━━━━━ DATA SUPPLIED ━━━━━

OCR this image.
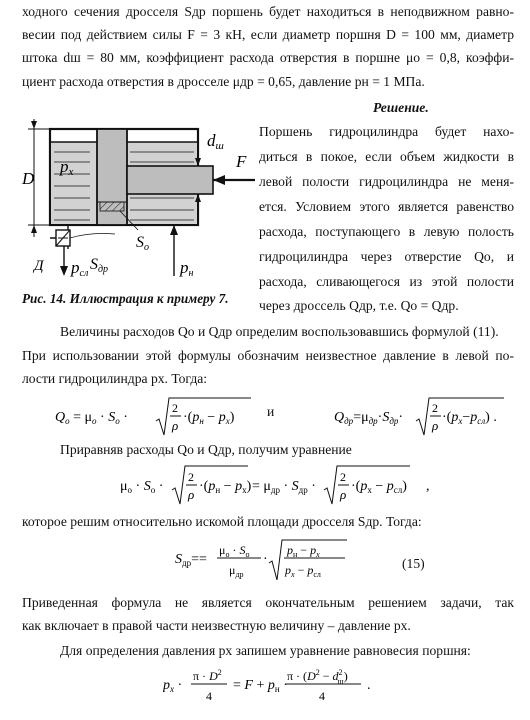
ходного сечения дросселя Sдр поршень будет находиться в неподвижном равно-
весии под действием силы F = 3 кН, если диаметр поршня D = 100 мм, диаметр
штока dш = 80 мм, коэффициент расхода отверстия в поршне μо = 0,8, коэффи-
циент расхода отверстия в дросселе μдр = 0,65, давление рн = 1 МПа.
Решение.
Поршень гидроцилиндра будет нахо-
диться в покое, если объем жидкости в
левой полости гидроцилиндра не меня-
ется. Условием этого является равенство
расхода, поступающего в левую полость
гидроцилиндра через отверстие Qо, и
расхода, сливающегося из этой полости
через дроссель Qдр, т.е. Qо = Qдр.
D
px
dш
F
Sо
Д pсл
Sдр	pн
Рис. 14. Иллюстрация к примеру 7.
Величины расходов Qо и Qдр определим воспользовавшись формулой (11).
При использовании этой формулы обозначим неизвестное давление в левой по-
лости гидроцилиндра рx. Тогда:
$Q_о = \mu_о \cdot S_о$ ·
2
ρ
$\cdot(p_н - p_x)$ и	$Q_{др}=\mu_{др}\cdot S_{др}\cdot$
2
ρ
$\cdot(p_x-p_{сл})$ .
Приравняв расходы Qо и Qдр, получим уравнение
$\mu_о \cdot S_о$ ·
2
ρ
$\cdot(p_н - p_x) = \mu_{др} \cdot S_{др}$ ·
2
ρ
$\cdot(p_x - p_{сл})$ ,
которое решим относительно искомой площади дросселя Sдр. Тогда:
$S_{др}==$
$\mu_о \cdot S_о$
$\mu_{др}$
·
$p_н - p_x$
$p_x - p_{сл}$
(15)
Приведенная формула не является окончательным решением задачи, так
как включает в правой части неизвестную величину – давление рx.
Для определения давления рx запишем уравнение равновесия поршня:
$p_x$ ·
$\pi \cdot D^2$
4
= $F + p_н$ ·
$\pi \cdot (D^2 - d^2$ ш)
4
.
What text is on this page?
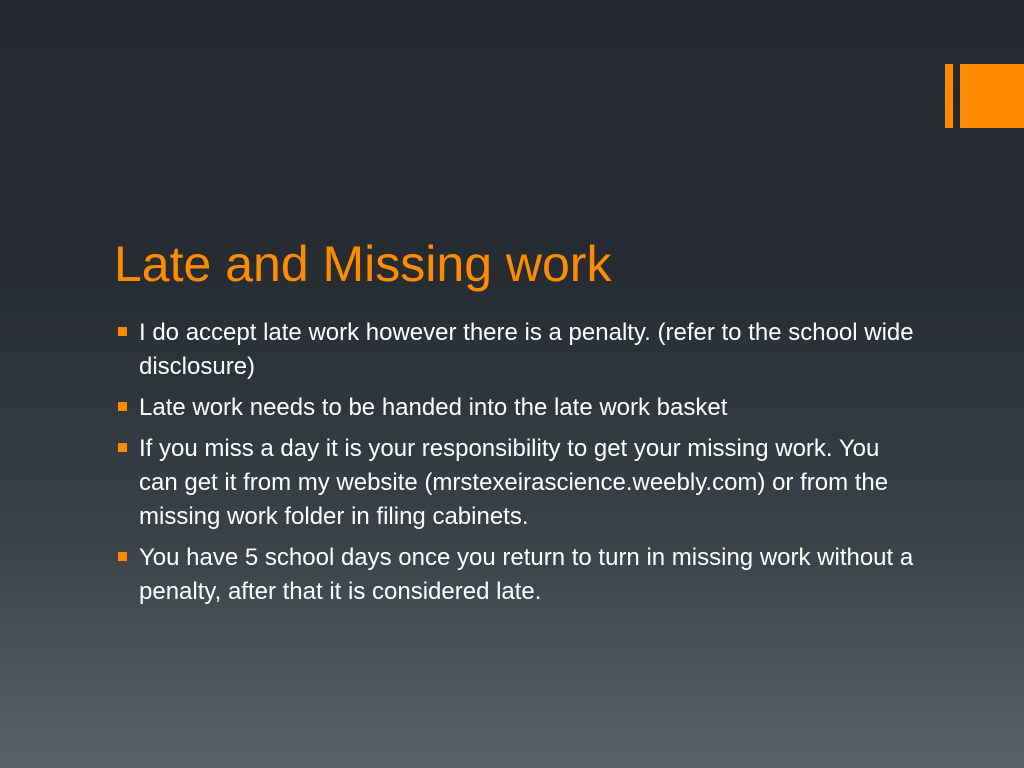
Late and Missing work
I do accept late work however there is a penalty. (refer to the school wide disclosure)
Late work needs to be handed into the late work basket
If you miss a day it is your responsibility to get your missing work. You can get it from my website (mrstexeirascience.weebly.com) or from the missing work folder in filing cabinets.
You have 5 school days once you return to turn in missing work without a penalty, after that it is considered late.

━━━━━

### TASK DESCRIPTION
How many lines in the listing above contain "work"? Answer with the number alone.

### SOLUTION FOR THIS PROBLEM
5